Track down every line below that holds "пассажира" and copy it.
======== Items
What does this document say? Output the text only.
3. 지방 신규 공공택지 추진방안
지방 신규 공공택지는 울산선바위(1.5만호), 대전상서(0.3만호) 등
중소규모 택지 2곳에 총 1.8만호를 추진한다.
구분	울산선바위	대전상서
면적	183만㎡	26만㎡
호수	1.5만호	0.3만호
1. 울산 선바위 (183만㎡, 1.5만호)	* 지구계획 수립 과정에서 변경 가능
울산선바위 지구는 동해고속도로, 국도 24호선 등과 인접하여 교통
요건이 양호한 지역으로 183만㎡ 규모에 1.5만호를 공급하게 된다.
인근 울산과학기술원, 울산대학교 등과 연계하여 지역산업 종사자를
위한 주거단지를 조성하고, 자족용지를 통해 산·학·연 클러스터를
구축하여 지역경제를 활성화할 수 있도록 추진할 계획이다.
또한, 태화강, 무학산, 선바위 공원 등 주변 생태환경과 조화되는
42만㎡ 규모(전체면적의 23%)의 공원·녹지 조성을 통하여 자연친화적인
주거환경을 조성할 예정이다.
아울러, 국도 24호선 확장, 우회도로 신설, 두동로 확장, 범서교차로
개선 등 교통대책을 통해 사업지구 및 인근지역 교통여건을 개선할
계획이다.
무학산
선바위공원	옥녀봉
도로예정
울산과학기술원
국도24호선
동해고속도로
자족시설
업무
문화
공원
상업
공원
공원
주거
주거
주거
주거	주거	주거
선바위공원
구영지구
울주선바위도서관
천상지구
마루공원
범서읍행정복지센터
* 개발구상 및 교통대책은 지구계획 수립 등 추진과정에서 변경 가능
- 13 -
================
======== Items
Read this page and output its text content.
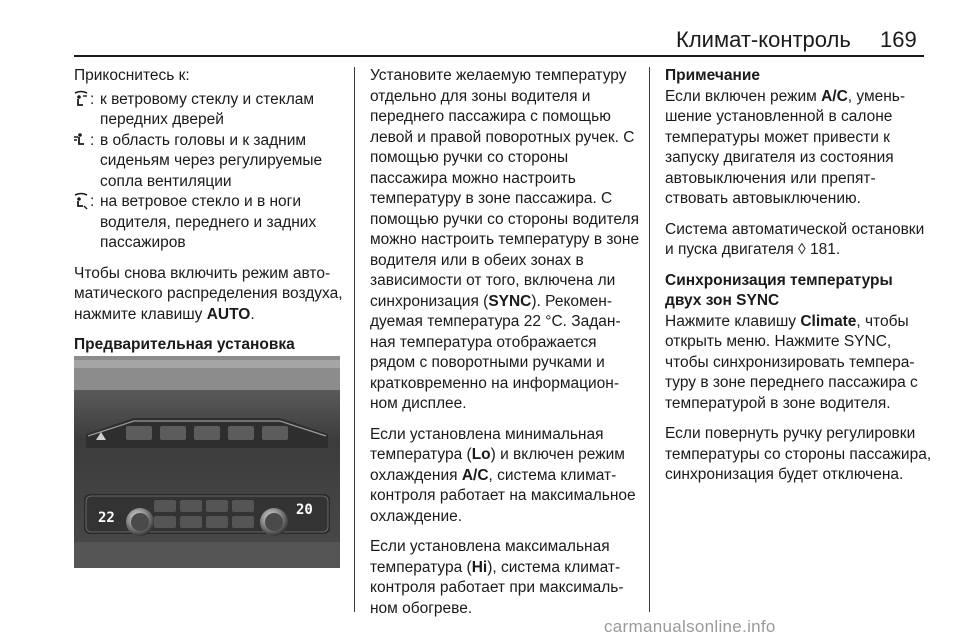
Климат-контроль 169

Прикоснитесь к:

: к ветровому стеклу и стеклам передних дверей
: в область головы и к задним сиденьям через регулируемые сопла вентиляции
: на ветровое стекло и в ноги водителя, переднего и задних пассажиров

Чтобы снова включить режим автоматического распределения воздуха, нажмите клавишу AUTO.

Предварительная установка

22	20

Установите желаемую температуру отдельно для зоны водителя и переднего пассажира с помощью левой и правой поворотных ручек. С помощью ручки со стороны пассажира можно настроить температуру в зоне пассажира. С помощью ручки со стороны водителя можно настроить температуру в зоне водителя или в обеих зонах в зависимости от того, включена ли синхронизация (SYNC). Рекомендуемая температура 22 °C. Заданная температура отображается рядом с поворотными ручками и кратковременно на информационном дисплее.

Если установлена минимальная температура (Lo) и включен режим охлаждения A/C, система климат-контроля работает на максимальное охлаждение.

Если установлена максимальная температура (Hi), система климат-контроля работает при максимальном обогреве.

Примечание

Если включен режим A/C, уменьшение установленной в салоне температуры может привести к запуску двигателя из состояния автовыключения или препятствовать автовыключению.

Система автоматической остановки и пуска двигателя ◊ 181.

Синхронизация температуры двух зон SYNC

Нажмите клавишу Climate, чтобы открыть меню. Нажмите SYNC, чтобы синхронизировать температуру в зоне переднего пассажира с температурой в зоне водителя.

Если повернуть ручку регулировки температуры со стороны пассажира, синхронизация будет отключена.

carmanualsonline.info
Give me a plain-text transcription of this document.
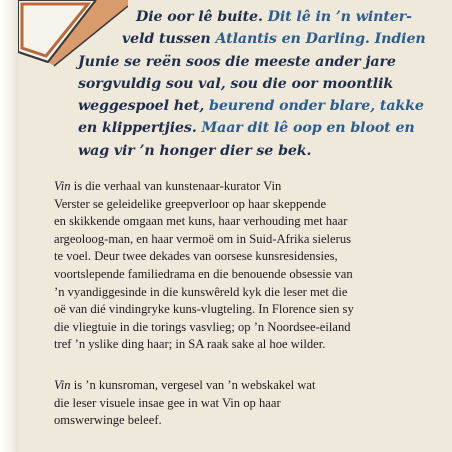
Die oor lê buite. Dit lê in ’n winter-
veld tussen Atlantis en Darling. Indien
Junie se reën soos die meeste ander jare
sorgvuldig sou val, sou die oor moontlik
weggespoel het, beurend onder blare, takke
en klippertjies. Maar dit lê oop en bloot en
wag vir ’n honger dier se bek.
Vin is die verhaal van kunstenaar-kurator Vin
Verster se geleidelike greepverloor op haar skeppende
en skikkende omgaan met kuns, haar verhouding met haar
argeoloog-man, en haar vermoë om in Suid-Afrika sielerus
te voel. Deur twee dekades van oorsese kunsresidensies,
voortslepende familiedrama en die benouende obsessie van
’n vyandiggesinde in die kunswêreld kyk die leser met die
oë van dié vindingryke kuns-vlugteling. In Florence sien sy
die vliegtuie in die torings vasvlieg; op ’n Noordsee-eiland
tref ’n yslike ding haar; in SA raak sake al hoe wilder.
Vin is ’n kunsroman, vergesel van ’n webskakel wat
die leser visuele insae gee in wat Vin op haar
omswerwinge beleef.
================
### Response to this exercise
Установите желаемую температуру отдельно для зоны водителя и переднего пассажира с помощью левой и правой поворотных ручек. С помощью ручки со стороны пассажира можно настроить температуру в зоне пассажира. С помощью ручки со стороны водителя можно настроить температуру в зоне водителя или в обеих зонах в зависимости от того, включена ли синхронизация (SYNC). Рекомендуемая температура 22 °C. Заданная температура отображается рядом с поворотными ручками и кратковременно на информационном дисплее.
Нажмите клавишу Climate, чтобы открыть меню. Нажмите SYNC, чтобы синхронизировать температуру в зоне переднего пассажира с температурой в зоне водителя.
Если повернуть ручку регулировки температуры со стороны пассажира, синхронизация будет отключена.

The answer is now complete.